>>>
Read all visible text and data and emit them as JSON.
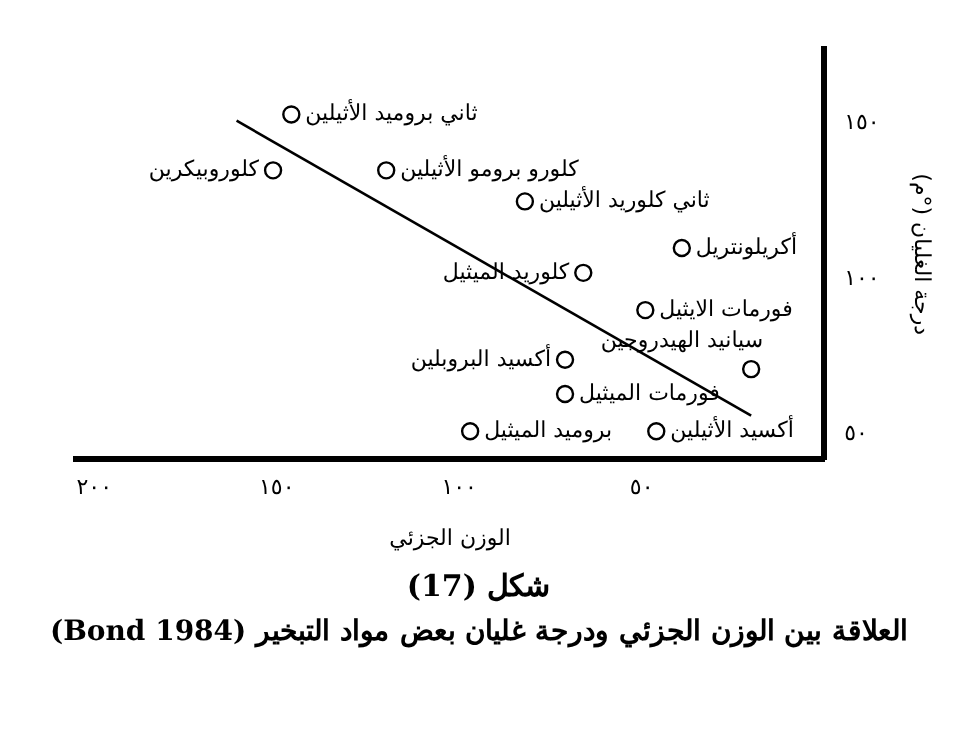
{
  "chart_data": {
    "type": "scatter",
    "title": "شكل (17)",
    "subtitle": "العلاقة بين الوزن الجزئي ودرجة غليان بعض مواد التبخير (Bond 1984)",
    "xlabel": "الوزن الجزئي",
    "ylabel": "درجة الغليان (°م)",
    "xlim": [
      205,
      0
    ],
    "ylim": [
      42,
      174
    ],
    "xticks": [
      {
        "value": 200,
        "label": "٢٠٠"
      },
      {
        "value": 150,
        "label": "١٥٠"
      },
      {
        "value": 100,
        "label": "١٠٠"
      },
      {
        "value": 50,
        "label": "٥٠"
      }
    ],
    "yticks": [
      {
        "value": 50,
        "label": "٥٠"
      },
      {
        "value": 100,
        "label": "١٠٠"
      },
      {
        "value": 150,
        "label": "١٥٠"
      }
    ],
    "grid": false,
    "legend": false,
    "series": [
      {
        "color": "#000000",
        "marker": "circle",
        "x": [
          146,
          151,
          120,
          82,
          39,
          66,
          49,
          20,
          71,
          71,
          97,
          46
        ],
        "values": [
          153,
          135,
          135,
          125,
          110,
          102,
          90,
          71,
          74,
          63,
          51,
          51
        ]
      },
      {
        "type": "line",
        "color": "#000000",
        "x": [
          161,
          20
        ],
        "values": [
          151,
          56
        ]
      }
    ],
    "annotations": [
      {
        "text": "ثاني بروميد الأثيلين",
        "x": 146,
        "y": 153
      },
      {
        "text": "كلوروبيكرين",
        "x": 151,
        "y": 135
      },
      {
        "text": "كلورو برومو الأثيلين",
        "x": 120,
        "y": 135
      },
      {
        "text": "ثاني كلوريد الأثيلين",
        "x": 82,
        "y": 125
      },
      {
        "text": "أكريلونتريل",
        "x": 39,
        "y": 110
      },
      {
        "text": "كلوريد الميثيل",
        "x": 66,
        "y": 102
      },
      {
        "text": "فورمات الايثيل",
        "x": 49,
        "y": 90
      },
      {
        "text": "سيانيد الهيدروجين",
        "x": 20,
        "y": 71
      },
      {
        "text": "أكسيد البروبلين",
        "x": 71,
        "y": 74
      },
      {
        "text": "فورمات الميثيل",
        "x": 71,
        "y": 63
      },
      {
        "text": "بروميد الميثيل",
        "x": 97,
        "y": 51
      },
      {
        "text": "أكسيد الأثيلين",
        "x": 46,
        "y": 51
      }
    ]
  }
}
<<<
Directive
Give only the number of lines in the records that include the word "كلوريد".

Response to this task
2